= EXERCISE DETAILS =
Write out all the entries word for word, but skip any images.
== INPUT RECORDS
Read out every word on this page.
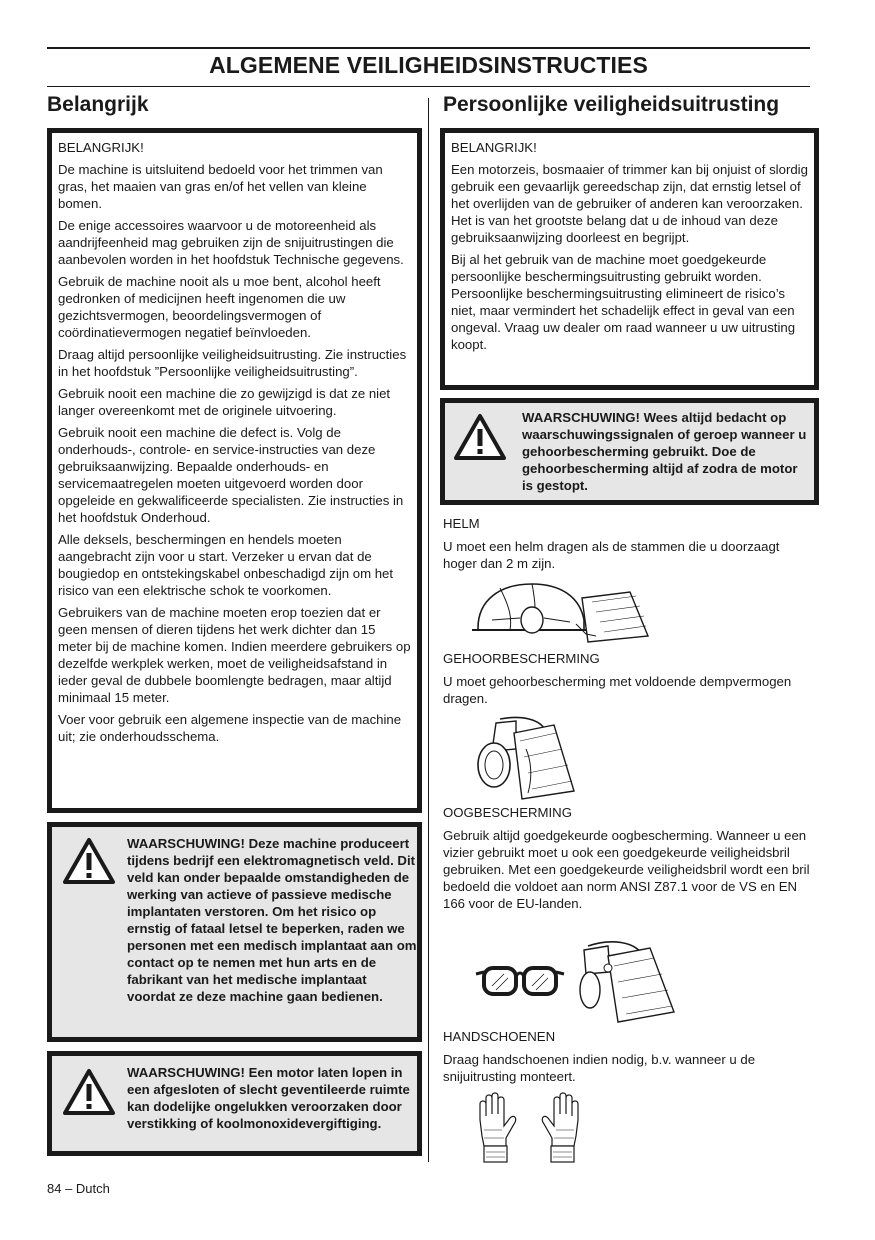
ALGEMENE VEILIGHEIDSINSTRUCTIES
Belangrijk	Persoonlijke veiligheidsuitrusting

BELANGRIJK!

De machine is uitsluitend bedoeld voor het trimmen van gras, het maaien van gras en/of het vellen van kleine bomen.

De enige accessoires waarvoor u de motoreenheid als aandrijfeenheid mag gebruiken zijn de snijuitrustingen die aanbevolen worden in het hoofdstuk Technische gegevens.

Gebruik de machine nooit als u moe bent, alcohol heeft gedronken of medicijnen heeft ingenomen die uw gezichtsvermogen, beoordelingsvermogen of coördinatievermogen negatief beïnvloeden.

Draag altijd persoonlijke veiligheidsuitrusting. Zie instructies in het hoofdstuk ”Persoonlijke veiligheidsuitrusting”.

Gebruik nooit een machine die zo gewijzigd is dat ze niet langer overeenkomt met de originele uitvoering.

Gebruik nooit een machine die defect is. Volg de onderhouds-, controle- en service-instructies van deze gebruiksaanwijzing. Bepaalde onderhouds- en servicemaatregelen moeten uitgevoerd worden door opgeleide en gekwalificeerde specialisten. Zie instructies in het hoofdstuk Onderhoud.

Alle deksels, beschermingen en hendels moeten aangebracht zijn voor u start. Verzeker u ervan dat de bougiedop en ontstekingskabel onbeschadigd zijn om het risico van een elektrische schok te voorkomen.

Gebruikers van de machine moeten erop toezien dat er geen mensen of dieren tijdens het werk dichter dan 15 meter bij de machine komen. Indien meerdere gebruikers op dezelfde werkplek werken, moet de veiligheidsafstand in ieder geval de dubbele boomlengte bedragen, maar altijd minimaal 15 meter.

Voer voor gebruik een algemene inspectie van de machine uit; zie onderhoudsschema.

WAARSCHUWING! Deze machine produceert tijdens bedrijf een elektromagnetisch veld. Dit veld kan onder bepaalde omstandigheden de werking van actieve of passieve medische implantaten verstoren. Om het risico op ernstig of fataal letsel te beperken, raden we personen met een medisch implantaat aan om contact op te nemen met hun arts en de fabrikant van het medische implantaat voordat ze deze machine gaan bedienen.
WAARSCHUWING! Een motor laten lopen in een afgesloten of slecht geventileerde ruimte kan dodelijke ongelukken veroorzaken door verstikking of koolmonoxidevergiftiging.

BELANGRIJK!

Een motorzeis, bosmaaier of trimmer kan bij onjuist of slordig gebruik een gevaarlijk gereedschap zijn, dat ernstig letsel of het overlijden van de gebruiker of anderen kan veroorzaken. Het is van het grootste belang dat u de inhoud van deze gebruiksaanwijzing doorleest en begrijpt.

Bij al het gebruik van de machine moet goedgekeurde persoonlijke beschermingsuitrusting gebruikt worden. Persoonlijke beschermingsuitrusting elimineert de risico’s niet, maar vermindert het schadelijk effect in geval van een ongeval. Vraag uw dealer om raad wanneer u uw uitrusting koopt.

WAARSCHUWING! Wees altijd bedacht op waarschuwingssignalen of geroep wanneer u gehoorbescherming gebruikt. Doe de gehoorbescherming altijd af zodra de motor is gestopt.
HELM
U moet een helm dragen als de stammen die u doorzaagt hoger dan 2 m zijn.
GEHOORBESCHERMING
U moet gehoorbescherming met voldoende dempvermogen dragen.
OOGBESCHERMING
Gebruik altijd goedgekeurde oogbescherming. Wanneer u een vizier gebruikt moet u ook een goedgekeurde veiligheidsbril gebruiken. Met een goedgekeurde veiligheidsbril wordt een bril bedoeld die voldoet aan norm ANSI Z87.1 voor de VS en EN 166 voor de EU-landen.
HANDSCHOENEN
Draag handschoenen indien nodig, b.v. wanneer u de snijuitrusting monteert.
84 – Dutch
====
= TASK SOLUTION =
Read out every word on this page.
ALGEMENE VEILIGHEIDSINSTRUCTIES
Belangrijk	Persoonlijke veiligheidsuitrusting

BELANGRIJK!

De machine is uitsluitend bedoeld voor het trimmen van gras, het maaien van gras en/of het vellen van kleine bomen.

De enige accessoires waarvoor u de motoreenheid als aandrijfeenheid mag gebruiken zijn de snijuitrustingen die aanbevolen worden in het hoofdstuk Technische gegevens.

Gebruik de machine nooit als u moe bent, alcohol heeft gedronken of medicijnen heeft ingenomen die uw gezichtsvermogen, beoordelingsvermogen of coördinatievermogen negatief beïnvloeden.

Draag altijd persoonlijke veiligheidsuitrusting. Zie instructies in het hoofdstuk ”Persoonlijke veiligheidsuitrusting”.

Gebruik nooit een machine die zo gewijzigd is dat ze niet langer overeenkomt met de originele uitvoering.

Gebruik nooit een machine die defect is. Volg de onderhouds-, controle- en service-instructies van deze gebruiksaanwijzing. Bepaalde onderhouds- en servicemaatregelen moeten uitgevoerd worden door opgeleide en gekwalificeerde specialisten. Zie instructies in het hoofdstuk Onderhoud.

Alle deksels, beschermingen en hendels moeten aangebracht zijn voor u start. Verzeker u ervan dat de bougiedop en ontstekingskabel onbeschadigd zijn om het risico van een elektrische schok te voorkomen.

Gebruikers van de machine moeten erop toezien dat er geen mensen of dieren tijdens het werk dichter dan 15 meter bij de machine komen. Indien meerdere gebruikers op dezelfde werkplek werken, moet de veiligheidsafstand in ieder geval de dubbele boomlengte bedragen, maar altijd minimaal 15 meter.

Voer voor gebruik een algemene inspectie van de machine uit; zie onderhoudsschema.

WAARSCHUWING! Deze machine produceert tijdens bedrijf een elektromagnetisch veld. Dit veld kan onder bepaalde omstandigheden de werking van actieve of passieve medische implantaten verstoren. Om het risico op ernstig of fataal letsel te beperken, raden we personen met een medisch implantaat aan om contact op te nemen met hun arts en de fabrikant van het medische implantaat voordat ze deze machine gaan bedienen.
WAARSCHUWING! Een motor laten lopen in een afgesloten of slecht geventileerde ruimte kan dodelijke ongelukken veroorzaken door verstikking of koolmonoxidevergiftiging.

BELANGRIJK!

Een motorzeis, bosmaaier of trimmer kan bij onjuist of slordig gebruik een gevaarlijk gereedschap zijn, dat ernstig letsel of het overlijden van de gebruiker of anderen kan veroorzaken. Het is van het grootste belang dat u de inhoud van deze gebruiksaanwijzing doorleest en begrijpt.

Bij al het gebruik van de machine moet goedgekeurde persoonlijke beschermingsuitrusting gebruikt worden. Persoonlijke beschermingsuitrusting elimineert de risico’s niet, maar vermindert het schadelijk effect in geval van een ongeval. Vraag uw dealer om raad wanneer u uw uitrusting koopt.

WAARSCHUWING! Wees altijd bedacht op waarschuwingssignalen of geroep wanneer u gehoorbescherming gebruikt. Doe de gehoorbescherming altijd af zodra de motor is gestopt.
HELM
U moet een helm dragen als de stammen die u doorzaagt hoger dan 2 m zijn.
GEHOORBESCHERMING
U moet gehoorbescherming met voldoende dempvermogen dragen.
OOGBESCHERMING
Gebruik altijd goedgekeurde oogbescherming. Wanneer u een vizier gebruikt moet u ook een goedgekeurde veiligheidsbril gebruiken. Met een goedgekeurde veiligheidsbril wordt een bril bedoeld die voldoet aan norm ANSI Z87.1 voor de VS en EN 166 voor de EU-landen.
HANDSCHOENEN
Draag handschoenen indien nodig, b.v. wanneer u de snijuitrusting monteert.
84 – Dutch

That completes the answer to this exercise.